▸ What you need to do: Could you change every "member-avatar" in the records below to "user-avatar" and write all the records out again with nothing else altered? Leave the pictures out of your answer.

Coordinate annotation records:
────────────────────

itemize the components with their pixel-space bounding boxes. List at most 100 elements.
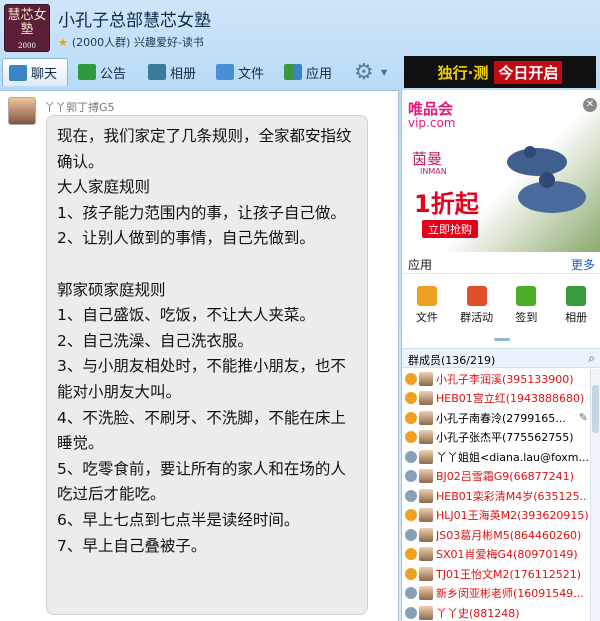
tab-notice-label: 公告 <box>100 66 127 82</box>
tab-chat[interactable]: 聊天 <box>2 58 68 86</box>
member-name: 丫丫姐姐<diana.lau@foxm... <box>436 450 588 464</box>
app-album[interactable]: 相册 <box>554 286 598 330</box>
tab-file[interactable]: 文件 <box>210 58 270 86</box>
member-name: 新乡闵亚彬老师(16091549... <box>436 587 584 601</box>
chevron-down-icon[interactable]: ▼ <box>381 68 387 77</box>
member-row[interactable]: BJ02吕雪霜G9(66877241) <box>402 467 588 487</box>
vip-url-text: vip.com <box>408 116 456 130</box>
message-text: 现在，我们家定了几条规则，全家都安指纹确认。 大人家庭规则 1、孩子能力范围内的… <box>57 127 352 555</box>
flag-icon <box>466 286 487 306</box>
app-group-activity[interactable]: 群活动 <box>455 286 499 330</box>
rank-badge-icon <box>405 470 417 483</box>
rank-badge-icon <box>405 489 417 502</box>
group-subtitle-text: (2000人群) 兴趣爱好-读书 <box>71 36 204 49</box>
top-banner-ad[interactable]: 独行·测 今日开启 <box>404 56 596 88</box>
rank-badge-icon <box>405 587 417 600</box>
top-ad-text-2: 今日开启 <box>494 60 563 84</box>
page-indicator[interactable] <box>494 338 510 341</box>
brand-name-en: INMAN <box>420 167 447 176</box>
member-scrollbar[interactable] <box>590 369 600 621</box>
folder-icon <box>216 64 234 80</box>
tab-chat-label: 聊天 <box>31 67 58 82</box>
member-avatar <box>419 371 433 386</box>
member-row[interactable]: JS03葛月彬M5(864460260) <box>402 525 588 545</box>
group-logo[interactable]: 慧芯女塾 2000 <box>4 4 50 52</box>
app-file[interactable]: 文件 <box>405 286 449 330</box>
tab-apps[interactable]: 应用 <box>278 58 338 86</box>
member-avatar <box>419 469 433 484</box>
app-album-label: 相册 <box>565 311 588 324</box>
member-name: HEB01宫立红(1943888680) <box>436 392 585 406</box>
rank-badge-icon <box>405 606 417 619</box>
apps-more-link[interactable]: 更多 <box>571 256 595 273</box>
members-count: 群成员(136/219) <box>408 354 496 367</box>
sender-avatar[interactable] <box>8 97 36 125</box>
member-name: 丫丫史(881248) <box>436 606 520 620</box>
member-row[interactable]: 小孔子张杰平(775562755) <box>402 428 588 448</box>
member-avatar <box>419 391 433 406</box>
chat-icon <box>9 64 27 81</box>
group-logo-text: 慧芯女塾 <box>7 8 47 37</box>
member-avatar <box>419 410 433 425</box>
apps-header: 应用 更多 <box>402 252 600 274</box>
right-panel: 唯品会 vip.com ✕ 茵曼 INMAN 1折起 立即抢购 应用 更多 文件… <box>401 90 600 621</box>
member-row[interactable]: HEB01宫立红(1943888680) <box>402 389 588 409</box>
member-name: HEB01栾彩清M4岁(635125... <box>436 489 588 503</box>
group-subtitle: ★ (2000人群) 兴趣爱好-读书 <box>58 34 204 50</box>
member-list: 小孔子李润溪(395133900) HEB01宫立红(1943888680) 小孔子… <box>402 369 588 621</box>
rank-badge-icon <box>405 372 417 385</box>
member-row[interactable]: HEB01栾彩清M4岁(635125... <box>402 486 588 506</box>
member-avatar <box>419 449 433 464</box>
member-row[interactable]: SX01肖爱梅G4(80970149) <box>402 545 588 565</box>
member-name: JS03葛月彬M5(864460260) <box>436 528 582 542</box>
member-name: 小孔子张杰平(775562755) <box>436 431 574 445</box>
photo-icon <box>566 286 587 306</box>
member-row[interactable]: 小孔子李润溪(395133900) <box>402 369 588 389</box>
members-header: 群成员(136/219) ⌕ <box>402 348 600 368</box>
gear-icon[interactable]: ⚙ <box>354 60 374 85</box>
checkmark-icon <box>516 286 537 306</box>
member-avatar <box>419 586 433 601</box>
side-ad[interactable]: 唯品会 vip.com ✕ 茵曼 INMAN 1折起 立即抢购 <box>402 92 600 252</box>
apps-grid-icon <box>284 64 302 80</box>
star-icon: ★ <box>58 36 68 49</box>
rank-badge-icon <box>405 450 417 463</box>
member-avatar <box>419 566 433 581</box>
app-file-label: 文件 <box>415 311 438 324</box>
member-row[interactable]: 丫丫史(881248) <box>402 603 588 621</box>
search-icon[interactable]: ⌕ <box>588 351 595 366</box>
message-bubble: 现在，我们家定了几条规则，全家都安指纹确认。 大人家庭规则 1、孩子能力范围内的… <box>46 115 368 615</box>
member-row[interactable]: 丫丫姐姐<diana.lau@foxm... <box>402 447 588 467</box>
chat-area: 丫丫郭丁搏G5 现在，我们家定了几条规则，全家都安指纹确认。 大人家庭规则 1、… <box>0 90 399 621</box>
member-row[interactable]: 小孔子南春泠(2799165... ✎ <box>402 408 588 428</box>
tab-album-label: 相册 <box>170 66 197 82</box>
rank-badge-icon <box>405 411 417 424</box>
brand-name: 茵曼 <box>412 150 443 168</box>
buy-now-button[interactable]: 立即抢购 <box>422 220 478 238</box>
rank-badge-icon <box>405 392 417 405</box>
member-avatar <box>419 508 433 523</box>
member-row[interactable]: TJ01王怡文M2(176112521) <box>402 564 588 584</box>
rank-badge-icon <box>405 509 417 522</box>
tab-file-label: 文件 <box>238 66 265 82</box>
tab-album[interactable]: 相册 <box>142 58 202 86</box>
toolbar: 聊天 公告 相册 文件 应用 ⚙ ▼ <box>0 58 400 88</box>
member-row[interactable]: 新乡闵亚彬老师(16091549... <box>402 584 588 604</box>
member-name: HLJ01王海英M2(393620915) <box>436 509 588 523</box>
app-checkin-label: 签到 <box>515 311 538 324</box>
member-row[interactable]: HLJ01王海英M2(393620915) <box>402 506 588 526</box>
tab-notice[interactable]: 公告 <box>72 58 132 86</box>
edit-icon[interactable]: ✎ <box>579 411 588 424</box>
group-logo-year: 2000 <box>18 42 36 50</box>
apps-row: 文件 群活动 签到 相册 <box>402 286 600 330</box>
group-title: 小孔子总部慧芯女塾 <box>58 11 211 31</box>
megaphone-icon <box>78 64 96 80</box>
scrollbar-thumb[interactable] <box>592 385 599 433</box>
close-icon[interactable]: ✕ <box>583 98 597 112</box>
top-ad-text-1: 独行·测 <box>437 63 489 82</box>
rank-badge-icon <box>405 431 417 444</box>
app-checkin[interactable]: 签到 <box>504 286 548 330</box>
member-avatar <box>419 527 433 542</box>
member-name: TJ01王怡文M2(176112521) <box>436 567 582 581</box>
sender-name[interactable]: 丫丫郭丁搏G5 <box>44 99 115 115</box>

────────────────────

▸ Solved problem:
itemize the components with their pixel-space bounding boxes. List at most 100 elements.
tab-notice-label: 公告 <box>100 66 127 82</box>
tab-chat[interactable]: 聊天 <box>2 58 68 86</box>
member-name: 丫丫姐姐<diana.lau@foxm... <box>436 450 588 464</box>
app-album[interactable]: 相册 <box>554 286 598 330</box>
tab-file[interactable]: 文件 <box>210 58 270 86</box>
member-name: 新乡闵亚彬老师(16091549... <box>436 587 584 601</box>
chevron-down-icon[interactable]: ▼ <box>381 68 387 77</box>
member-row[interactable]: BJ02吕雪霜G9(66877241) <box>402 467 588 487</box>
vip-url-text: vip.com <box>408 116 456 130</box>
message-text: 现在，我们家定了几条规则，全家都安指纹确认。 大人家庭规则 1、孩子能力范围内的… <box>57 127 352 555</box>
flag-icon <box>466 286 487 306</box>
app-group-activity[interactable]: 群活动 <box>455 286 499 330</box>
rank-badge-icon <box>405 470 417 483</box>
rank-badge-icon <box>405 489 417 502</box>
group-subtitle-text: (2000人群) 兴趣爱好-读书 <box>71 36 204 49</box>
top-banner-ad[interactable]: 独行·测 今日开启 <box>404 56 596 88</box>
rank-badge-icon <box>405 587 417 600</box>
top-ad-text-2: 今日开启 <box>494 60 563 84</box>
page-indicator[interactable] <box>494 338 510 341</box>
brand-name-en: INMAN <box>420 167 447 176</box>
member-scrollbar[interactable] <box>590 369 600 621</box>
folder-icon <box>216 64 234 80</box>
tab-chat-label: 聊天 <box>31 67 58 82</box>
user-avatar <box>419 371 433 386</box>
member-row[interactable]: JS03葛月彬M5(864460260) <box>402 525 588 545</box>
group-logo[interactable]: 慧芯女塾 2000 <box>4 4 50 52</box>
app-file[interactable]: 文件 <box>405 286 449 330</box>
tab-apps[interactable]: 应用 <box>278 58 338 86</box>
user-avatar <box>419 469 433 484</box>
app-album-label: 相册 <box>565 311 588 324</box>
member-name: HEB01宫立红(1943888680) <box>436 392 585 406</box>
rank-badge-icon <box>405 606 417 619</box>
apps-more-link[interactable]: 更多 <box>571 256 595 273</box>
members-count: 群成员(136/219) <box>408 354 496 367</box>
sender-avatar[interactable] <box>8 97 36 125</box>
member-name: 丫丫史(881248) <box>436 606 520 620</box>
member-row[interactable]: 小孔子张杰平(775562755) <box>402 428 588 448</box>
user-avatar <box>419 391 433 406</box>
chat-icon <box>9 64 27 81</box>
group-logo-text: 慧芯女塾 <box>7 8 47 37</box>
user-avatar <box>419 410 433 425</box>
apps-header: 应用 更多 <box>402 252 600 274</box>
right-panel: 唯品会 vip.com ✕ 茵曼 INMAN 1折起 立即抢购 应用 更多 文件… <box>401 90 600 621</box>
member-row[interactable]: HEB01宫立红(1943888680) <box>402 389 588 409</box>
member-name: HEB01栾彩清M4岁(635125... <box>436 489 588 503</box>
group-subtitle: ★ (2000人群) 兴趣爱好-读书 <box>58 34 204 50</box>
member-list: 小孔子李润溪(395133900) HEB01宫立红(1943888680) 小孔子… <box>402 369 588 621</box>
rank-badge-icon <box>405 372 417 385</box>
member-row[interactable]: HEB01栾彩清M4岁(635125... <box>402 486 588 506</box>
user-avatar <box>419 449 433 464</box>
member-row[interactable]: SX01肖爱梅G4(80970149) <box>402 545 588 565</box>
member-name: JS03葛月彬M5(864460260) <box>436 528 582 542</box>
member-name: 小孔子张杰平(775562755) <box>436 431 574 445</box>
photo-icon <box>566 286 587 306</box>
member-row[interactable]: 小孔子李润溪(395133900) <box>402 369 588 389</box>
members-header: 群成员(136/219) ⌕ <box>402 348 600 368</box>
gear-icon[interactable]: ⚙ <box>354 60 374 85</box>
checkmark-icon <box>516 286 537 306</box>
user-avatar <box>419 586 433 601</box>
side-ad[interactable]: 唯品会 vip.com ✕ 茵曼 INMAN 1折起 立即抢购 <box>402 92 600 252</box>
apps-grid-icon <box>284 64 302 80</box>
star-icon: ★ <box>58 36 68 49</box>
rank-badge-icon <box>405 450 417 463</box>
user-avatar <box>419 566 433 581</box>
app-file-label: 文件 <box>415 311 438 324</box>
member-row[interactable]: 丫丫史(881248) <box>402 603 588 621</box>
search-icon[interactable]: ⌕ <box>588 351 595 366</box>
message-bubble: 现在，我们家定了几条规则，全家都安指纹确认。 大人家庭规则 1、孩子能力范围内的… <box>46 115 368 615</box>
member-row[interactable]: 丫丫姐姐<diana.lau@foxm... <box>402 447 588 467</box>
chat-area: 丫丫郭丁搏G5 现在，我们家定了几条规则，全家都安指纹确认。 大人家庭规则 1、… <box>0 90 399 621</box>
member-row[interactable]: 小孔子南春泠(2799165... ✎ <box>402 408 588 428</box>
tab-album-label: 相册 <box>170 66 197 82</box>
rank-badge-icon <box>405 411 417 424</box>
brand-name: 茵曼 <box>412 150 443 168</box>
buy-now-button[interactable]: 立即抢购 <box>422 220 478 238</box>
rank-badge-icon <box>405 392 417 405</box>
user-avatar <box>419 508 433 523</box>
member-row[interactable]: TJ01王怡文M2(176112521) <box>402 564 588 584</box>
rank-badge-icon <box>405 509 417 522</box>
tab-file-label: 文件 <box>238 66 265 82</box>
tab-album[interactable]: 相册 <box>142 58 202 86</box>
toolbar: 聊天 公告 相册 文件 应用 ⚙ ▼ <box>0 58 400 88</box>
member-row[interactable]: 新乡闵亚彬老师(16091549... <box>402 584 588 604</box>
member-name: HLJ01王海英M2(393620915) <box>436 509 588 523</box>
app-checkin-label: 签到 <box>515 311 538 324</box>
member-row[interactable]: HLJ01王海英M2(393620915) <box>402 506 588 526</box>
tab-notice[interactable]: 公告 <box>72 58 132 86</box>
edit-icon[interactable]: ✎ <box>579 411 588 424</box>
group-logo-year: 2000 <box>18 42 36 50</box>
apps-row: 文件 群活动 签到 相册 <box>402 286 600 330</box>
group-title: 小孔子总部慧芯女塾 <box>58 11 211 31</box>
megaphone-icon <box>78 64 96 80</box>
scrollbar-thumb[interactable] <box>592 385 599 433</box>
close-icon[interactable]: ✕ <box>583 98 597 112</box>
top-ad-text-1: 独行·测 <box>437 63 489 82</box>
rank-badge-icon <box>405 431 417 444</box>
app-checkin[interactable]: 签到 <box>504 286 548 330</box>
user-avatar <box>419 527 433 542</box>
member-name: TJ01王怡文M2(176112521) <box>436 567 582 581</box>
sender-name[interactable]: 丫丫郭丁搏G5 <box>44 99 115 115</box>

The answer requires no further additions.